## Dataset items
----

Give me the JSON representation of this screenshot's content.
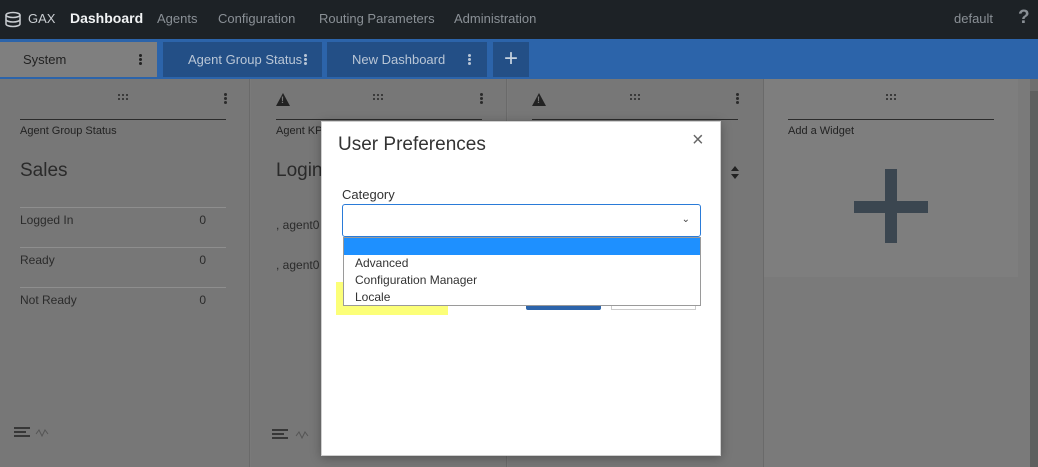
{
  "nav": {
    "app_name": "GAX",
    "items": [
      {
        "label": "Dashboard",
        "active": true
      },
      {
        "label": "Agents"
      },
      {
        "label": "Configuration"
      },
      {
        "label": "Routing Parameters"
      },
      {
        "label": "Administration"
      }
    ],
    "user": "default",
    "help": "?"
  },
  "tabs": [
    {
      "label": "System"
    },
    {
      "label": "Agent Group Status"
    },
    {
      "label": "New Dashboard"
    }
  ],
  "add_tab": "+",
  "widgets": {
    "w1": {
      "title": "Agent Group Status",
      "big": "Sales",
      "rows": [
        {
          "label": "Logged In",
          "value": "0"
        },
        {
          "label": "Ready",
          "value": "0"
        },
        {
          "label": "Not Ready",
          "value": "0"
        }
      ]
    },
    "w2": {
      "title": "Agent KP",
      "big": "Login",
      "rows": [
        ", agent0",
        ", agent0"
      ]
    },
    "w4": {
      "title": "Add a Widget"
    }
  },
  "modal": {
    "title": "User Preferences",
    "close": "×",
    "field_label": "Category",
    "chevron": "⌄",
    "options": [
      "",
      "Advanced",
      "Configuration Manager",
      "Locale"
    ]
  },
  "colors": {
    "accent": "#2c64aa",
    "highlight": "#fbff60",
    "selection": "#1e90ff"
  }
}
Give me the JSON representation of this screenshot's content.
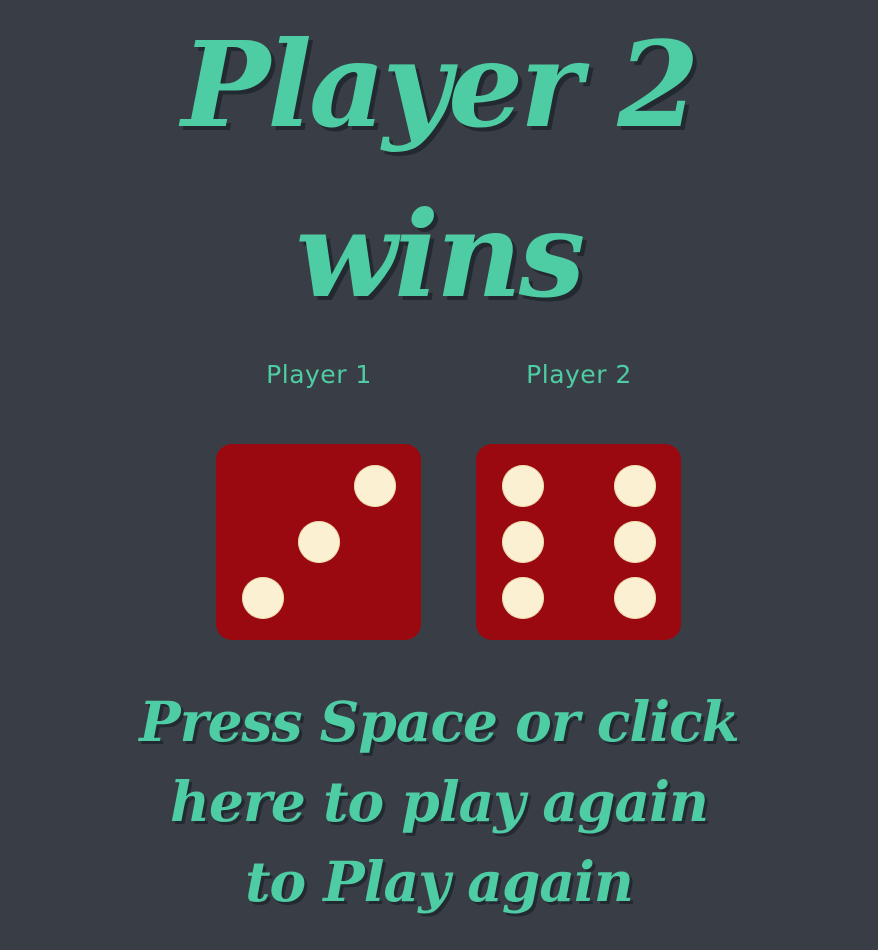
{
  "result": {
    "title_line1": "Player 2",
    "title_line2": "wins"
  },
  "players": [
    {
      "label": "Player 1",
      "die_value": 3
    },
    {
      "label": "Player 2",
      "die_value": 6
    }
  ],
  "prompt": "Press Space or click here to play again to Play again",
  "colors": {
    "background": "#393E46",
    "accent": "#4ECCA3",
    "die": "#9B0910",
    "pip": "#FBF0D1"
  }
}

----

## REQUIREMENTS
Pictures appear in the records above. Output everything except them, exactly.

## FULL RESPONSE
Give me the JSON representation of this screenshot's content.
{
  "nav": {
    "app_name": "GAX",
    "items": [
      {
        "label": "Dashboard",
        "active": true
      },
      {
        "label": "Agents"
      },
      {
        "label": "Configuration"
      },
      {
        "label": "Routing Parameters"
      },
      {
        "label": "Administration"
      }
    ],
    "user": "default",
    "help": "?"
  },
  "tabs": [
    {
      "label": "System"
    },
    {
      "label": "Agent Group Status"
    },
    {
      "label": "New Dashboard"
    }
  ],
  "add_tab": "+",
  "widgets": {
    "w1": {
      "title": "Agent Group Status",
      "big": "Sales",
      "rows": [
        {
          "label": "Logged In",
          "value": "0"
        },
        {
          "label": "Ready",
          "value": "0"
        },
        {
          "label": "Not Ready",
          "value": "0"
        }
      ]
    },
    "w2": {
      "title": "Agent KP",
      "big": "Login",
      "rows": [
        ", agent0",
        ", agent0"
      ]
    },
    "w4": {
      "title": "Add a Widget"
    }
  },
  "modal": {
    "title": "User Preferences",
    "close": "×",
    "field_label": "Category",
    "chevron": "⌄",
    "options": [
      "",
      "Advanced",
      "Configuration Manager",
      "Locale"
    ]
  },
  "colors": {
    "accent": "#2c64aa",
    "highlight": "#fbff60",
    "selection": "#1e90ff"
  }
}
Give me the JSON representation of this screenshot's content.
{
  "result": {
    "title_line1": "Player 2",
    "title_line2": "wins"
  },
  "players": [
    {
      "label": "Player 1",
      "die_value": 3
    },
    {
      "label": "Player 2",
      "die_value": 6
    }
  ],
  "prompt": "Press Space or click here to play again to Play again",
  "colors": {
    "background": "#393E46",
    "accent": "#4ECCA3",
    "die": "#9B0910",
    "pip": "#FBF0D1"
  }
}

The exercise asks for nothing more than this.